• **Task requirements**: Without the pictures, output the records below word for word.

• **Raw records**:
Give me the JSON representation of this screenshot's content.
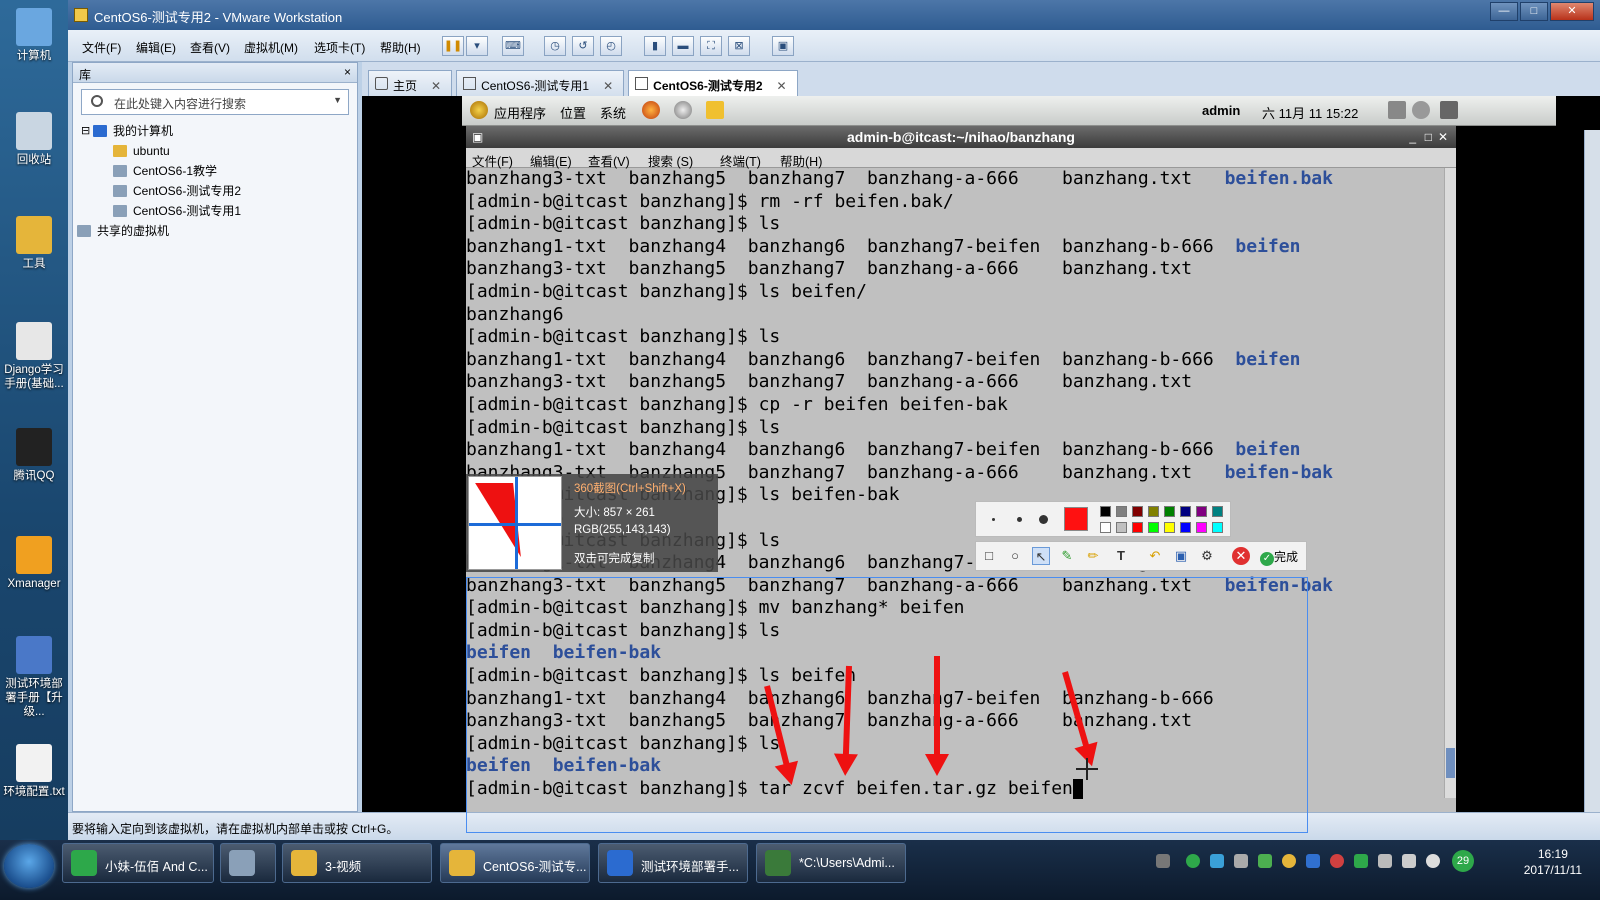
{
  "desktop_icons": [
    {
      "label": "计算机",
      "color": "#6aa7e0"
    },
    {
      "label": "回收站",
      "color": "#c9d6e2"
    },
    {
      "label": "工具",
      "color": "#e5b53a"
    },
    {
      "label": "Django学习手册(基础...",
      "color": "#e7e7e7"
    },
    {
      "label": "腾讯QQ",
      "color": "#222"
    },
    {
      "label": "Xmanager",
      "color": "#f0a020"
    },
    {
      "label": "测试环境部署手册【升级...",
      "color": "#4a78c8"
    },
    {
      "label": "环境配置.txt",
      "color": "#f2f2f2"
    }
  ],
  "window": {
    "title": "CentOS6-测试专用2 - VMware Workstation"
  },
  "menu": [
    "文件(F)",
    "编辑(E)",
    "查看(V)",
    "虚拟机(M)",
    "选项卡(T)",
    "帮助(H)"
  ],
  "library": {
    "header": "库",
    "close": "×",
    "search_placeholder": "在此处键入内容进行搜索",
    "tree": [
      {
        "label": "我的计算机",
        "level": 0,
        "expander": "⊟"
      },
      {
        "label": "ubuntu",
        "level": 1
      },
      {
        "label": "CentOS6-1教学",
        "level": 1
      },
      {
        "label": "CentOS6-测试专用2",
        "level": 1
      },
      {
        "label": "CentOS6-测试专用1",
        "level": 1
      },
      {
        "label": "共享的虚拟机",
        "level": 0
      }
    ]
  },
  "tabs": [
    {
      "label": "主页",
      "active": false
    },
    {
      "label": "CentOS6-测试专用1",
      "active": false
    },
    {
      "label": "CentOS6-测试专用2",
      "active": true
    }
  ],
  "guest_panel": {
    "apps": "应用程序",
    "places": "位置",
    "system": "系统",
    "user": "admin",
    "datetime": "六 11月 11 15:22"
  },
  "terminal": {
    "title": "admin-b@itcast:~/nihao/banzhang",
    "menu": [
      "文件(F)",
      "编辑(E)",
      "查看(V)",
      "搜索 (S)",
      "终端(T)",
      "帮助(H)"
    ],
    "lines": [
      {
        "text": "banzhang3-txt  banzhang5  banzhang7  banzhang-a-666    banzhang.txt",
        "dirs": "   beifen.bak"
      },
      {
        "text": "[admin-b@itcast banzhang]$ rm -rf beifen.bak/",
        "dirs": ""
      },
      {
        "text": "[admin-b@itcast banzhang]$ ls",
        "dirs": ""
      },
      {
        "text": "banzhang1-txt  banzhang4  banzhang6  banzhang7-beifen  banzhang-b-666",
        "dirs": "  beifen"
      },
      {
        "text": "banzhang3-txt  banzhang5  banzhang7  banzhang-a-666    banzhang.txt",
        "dirs": ""
      },
      {
        "text": "[admin-b@itcast banzhang]$ ls beifen/",
        "dirs": ""
      },
      {
        "text": "banzhang6",
        "dirs": ""
      },
      {
        "text": "[admin-b@itcast banzhang]$ ls",
        "dirs": ""
      },
      {
        "text": "banzhang1-txt  banzhang4  banzhang6  banzhang7-beifen  banzhang-b-666",
        "dirs": "  beifen"
      },
      {
        "text": "banzhang3-txt  banzhang5  banzhang7  banzhang-a-666    banzhang.txt",
        "dirs": ""
      },
      {
        "text": "[admin-b@itcast banzhang]$ cp -r beifen beifen-bak",
        "dirs": ""
      },
      {
        "text": "[admin-b@itcast banzhang]$ ls",
        "dirs": ""
      },
      {
        "text": "banzhang1-txt  banzhang4  banzhang6  banzhang7-beifen  banzhang-b-666",
        "dirs": "  beifen"
      },
      {
        "text": "banzhang3-txt  banzhang5  banzhang7  banzhang-a-666    banzhang.txt",
        "dirs": "   beifen-bak"
      },
      {
        "text": "[admin-b@itcast banzhang]$ ls beifen-bak",
        "dirs": ""
      },
      {
        "text": "banzhang6",
        "dirs": ""
      },
      {
        "text": "[admin-b@itcast banzhang]$ ls",
        "dirs": ""
      },
      {
        "text": "banzhang1-txt  banzhang4  banzhang6  banzhang7-beifen  banzhang-b-666",
        "dirs": "  beifen"
      },
      {
        "text": "banzhang3-txt  banzhang5  banzhang7  banzhang-a-666    banzhang.txt",
        "dirs": "   beifen-bak"
      },
      {
        "text": "[admin-b@itcast banzhang]$ mv banzhang* beifen",
        "dirs": ""
      },
      {
        "text": "[admin-b@itcast banzhang]$ ls",
        "dirs": ""
      },
      {
        "text": "",
        "dirs": "beifen  beifen-bak"
      },
      {
        "text": "[admin-b@itcast banzhang]$ ls beifen",
        "dirs": ""
      },
      {
        "text": "banzhang1-txt  banzhang4  banzhang6  banzhang7-beifen  banzhang-b-666",
        "dirs": ""
      },
      {
        "text": "banzhang3-txt  banzhang5  banzhang7  banzhang-a-666    banzhang.txt",
        "dirs": ""
      },
      {
        "text": "[admin-b@itcast banzhang]$ ls",
        "dirs": ""
      },
      {
        "text": "",
        "dirs": "beifen  beifen-bak"
      },
      {
        "text": "[admin-b@itcast banzhang]$ tar zcvf beifen.tar.gz beifen",
        "dirs": "",
        "cursor": true
      }
    ]
  },
  "screenshot_tool": {
    "title": "360截图(Ctrl+Shift+X)",
    "size": "大小: 857 × 261",
    "rgb": "RGB(255,143,143)",
    "hint": "双击可完成复制",
    "done": "完成",
    "colors": [
      "#000000",
      "#808080",
      "#800000",
      "#808000",
      "#008000",
      "#000080",
      "#800080",
      "#008080",
      "#ffffff",
      "#c0c0c0",
      "#ff0000",
      "#00ff00",
      "#ffff00",
      "#0000ff",
      "#ff00ff",
      "#00ffff"
    ],
    "selected_color": "#ff1111"
  },
  "status_bar": {
    "text": "要将输入定向到该虚拟机，请在虚拟机内部单击或按 Ctrl+G。"
  },
  "taskbar": {
    "tasks": [
      {
        "label": "小妹-伍佰 And C...",
        "color": "#2da84a"
      },
      {
        "label": "",
        "color": "#8aa0b8"
      },
      {
        "label": "3-视频",
        "color": "#e5b53a"
      },
      {
        "label": "CentOS6-测试专...",
        "color": "#e5b53a"
      },
      {
        "label": "测试环境部署手...",
        "color": "#2b6bd0"
      },
      {
        "label": "*C:\\Users\\Admi...",
        "color": "#3a7a3a"
      }
    ],
    "time": "16:19",
    "date": "2017/11/11",
    "badge": "29"
  }
}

• **Written reply**:
Give me the JSON representation of this screenshot's content.
{
  "desktop_icons": [
    {
      "label": "计算机",
      "color": "#6aa7e0"
    },
    {
      "label": "回收站",
      "color": "#c9d6e2"
    },
    {
      "label": "工具",
      "color": "#e5b53a"
    },
    {
      "label": "Django学习手册(基础...",
      "color": "#e7e7e7"
    },
    {
      "label": "腾讯QQ",
      "color": "#222"
    },
    {
      "label": "Xmanager",
      "color": "#f0a020"
    },
    {
      "label": "测试环境部署手册【升级...",
      "color": "#4a78c8"
    },
    {
      "label": "环境配置.txt",
      "color": "#f2f2f2"
    }
  ],
  "window": {
    "title": "CentOS6-测试专用2 - VMware Workstation"
  },
  "menu": [
    "文件(F)",
    "编辑(E)",
    "查看(V)",
    "虚拟机(M)",
    "选项卡(T)",
    "帮助(H)"
  ],
  "library": {
    "header": "库",
    "close": "×",
    "search_placeholder": "在此处键入内容进行搜索",
    "tree": [
      {
        "label": "我的计算机",
        "level": 0,
        "expander": "⊟"
      },
      {
        "label": "ubuntu",
        "level": 1
      },
      {
        "label": "CentOS6-1教学",
        "level": 1
      },
      {
        "label": "CentOS6-测试专用2",
        "level": 1
      },
      {
        "label": "CentOS6-测试专用1",
        "level": 1
      },
      {
        "label": "共享的虚拟机",
        "level": 0
      }
    ]
  },
  "tabs": [
    {
      "label": "主页",
      "active": false
    },
    {
      "label": "CentOS6-测试专用1",
      "active": false
    },
    {
      "label": "CentOS6-测试专用2",
      "active": true
    }
  ],
  "guest_panel": {
    "apps": "应用程序",
    "places": "位置",
    "system": "系统",
    "user": "admin",
    "datetime": "六 11月 11 15:22"
  },
  "terminal": {
    "title": "admin-b@itcast:~/nihao/banzhang",
    "menu": [
      "文件(F)",
      "编辑(E)",
      "查看(V)",
      "搜索 (S)",
      "终端(T)",
      "帮助(H)"
    ],
    "lines": [
      {
        "text": "banzhang3-txt  banzhang5  banzhang7  banzhang-a-666    banzhang.txt",
        "dirs": "   beifen.bak"
      },
      {
        "text": "[admin-b@itcast banzhang]$ rm -rf beifen.bak/",
        "dirs": ""
      },
      {
        "text": "[admin-b@itcast banzhang]$ ls",
        "dirs": ""
      },
      {
        "text": "banzhang1-txt  banzhang4  banzhang6  banzhang7-beifen  banzhang-b-666",
        "dirs": "  beifen"
      },
      {
        "text": "banzhang3-txt  banzhang5  banzhang7  banzhang-a-666    banzhang.txt",
        "dirs": ""
      },
      {
        "text": "[admin-b@itcast banzhang]$ ls beifen/",
        "dirs": ""
      },
      {
        "text": "banzhang6",
        "dirs": ""
      },
      {
        "text": "[admin-b@itcast banzhang]$ ls",
        "dirs": ""
      },
      {
        "text": "banzhang1-txt  banzhang4  banzhang6  banzhang7-beifen  banzhang-b-666",
        "dirs": "  beifen"
      },
      {
        "text": "banzhang3-txt  banzhang5  banzhang7  banzhang-a-666    banzhang.txt",
        "dirs": ""
      },
      {
        "text": "[admin-b@itcast banzhang]$ cp -r beifen beifen-bak",
        "dirs": ""
      },
      {
        "text": "[admin-b@itcast banzhang]$ ls",
        "dirs": ""
      },
      {
        "text": "banzhang1-txt  banzhang4  banzhang6  banzhang7-beifen  banzhang-b-666",
        "dirs": "  beifen"
      },
      {
        "text": "banzhang3-txt  banzhang5  banzhang7  banzhang-a-666    banzhang.txt",
        "dirs": "   beifen-bak"
      },
      {
        "text": "[admin-b@itcast banzhang]$ ls beifen-bak",
        "dirs": ""
      },
      {
        "text": "banzhang6",
        "dirs": ""
      },
      {
        "text": "[admin-b@itcast banzhang]$ ls",
        "dirs": ""
      },
      {
        "text": "banzhang1-txt  banzhang4  banzhang6  banzhang7-beifen  banzhang-b-666",
        "dirs": "  beifen"
      },
      {
        "text": "banzhang3-txt  banzhang5  banzhang7  banzhang-a-666    banzhang.txt",
        "dirs": "   beifen-bak"
      },
      {
        "text": "[admin-b@itcast banzhang]$ mv banzhang* beifen",
        "dirs": ""
      },
      {
        "text": "[admin-b@itcast banzhang]$ ls",
        "dirs": ""
      },
      {
        "text": "",
        "dirs": "beifen  beifen-bak"
      },
      {
        "text": "[admin-b@itcast banzhang]$ ls beifen",
        "dirs": ""
      },
      {
        "text": "banzhang1-txt  banzhang4  banzhang6  banzhang7-beifen  banzhang-b-666",
        "dirs": ""
      },
      {
        "text": "banzhang3-txt  banzhang5  banzhang7  banzhang-a-666    banzhang.txt",
        "dirs": ""
      },
      {
        "text": "[admin-b@itcast banzhang]$ ls",
        "dirs": ""
      },
      {
        "text": "",
        "dirs": "beifen  beifen-bak"
      },
      {
        "text": "[admin-b@itcast banzhang]$ tar zcvf beifen.tar.gz beifen",
        "dirs": "",
        "cursor": true
      }
    ]
  },
  "screenshot_tool": {
    "title": "360截图(Ctrl+Shift+X)",
    "size": "大小: 857 × 261",
    "rgb": "RGB(255,143,143)",
    "hint": "双击可完成复制",
    "done": "完成",
    "colors": [
      "#000000",
      "#808080",
      "#800000",
      "#808000",
      "#008000",
      "#000080",
      "#800080",
      "#008080",
      "#ffffff",
      "#c0c0c0",
      "#ff0000",
      "#00ff00",
      "#ffff00",
      "#0000ff",
      "#ff00ff",
      "#00ffff"
    ],
    "selected_color": "#ff1111"
  },
  "status_bar": {
    "text": "要将输入定向到该虚拟机，请在虚拟机内部单击或按 Ctrl+G。"
  },
  "taskbar": {
    "tasks": [
      {
        "label": "小妹-伍佰 And C...",
        "color": "#2da84a"
      },
      {
        "label": "",
        "color": "#8aa0b8"
      },
      {
        "label": "3-视频",
        "color": "#e5b53a"
      },
      {
        "label": "CentOS6-测试专...",
        "color": "#e5b53a"
      },
      {
        "label": "测试环境部署手...",
        "color": "#2b6bd0"
      },
      {
        "label": "*C:\\Users\\Admi...",
        "color": "#3a7a3a"
      }
    ],
    "time": "16:19",
    "date": "2017/11/11",
    "badge": "29"
  }
}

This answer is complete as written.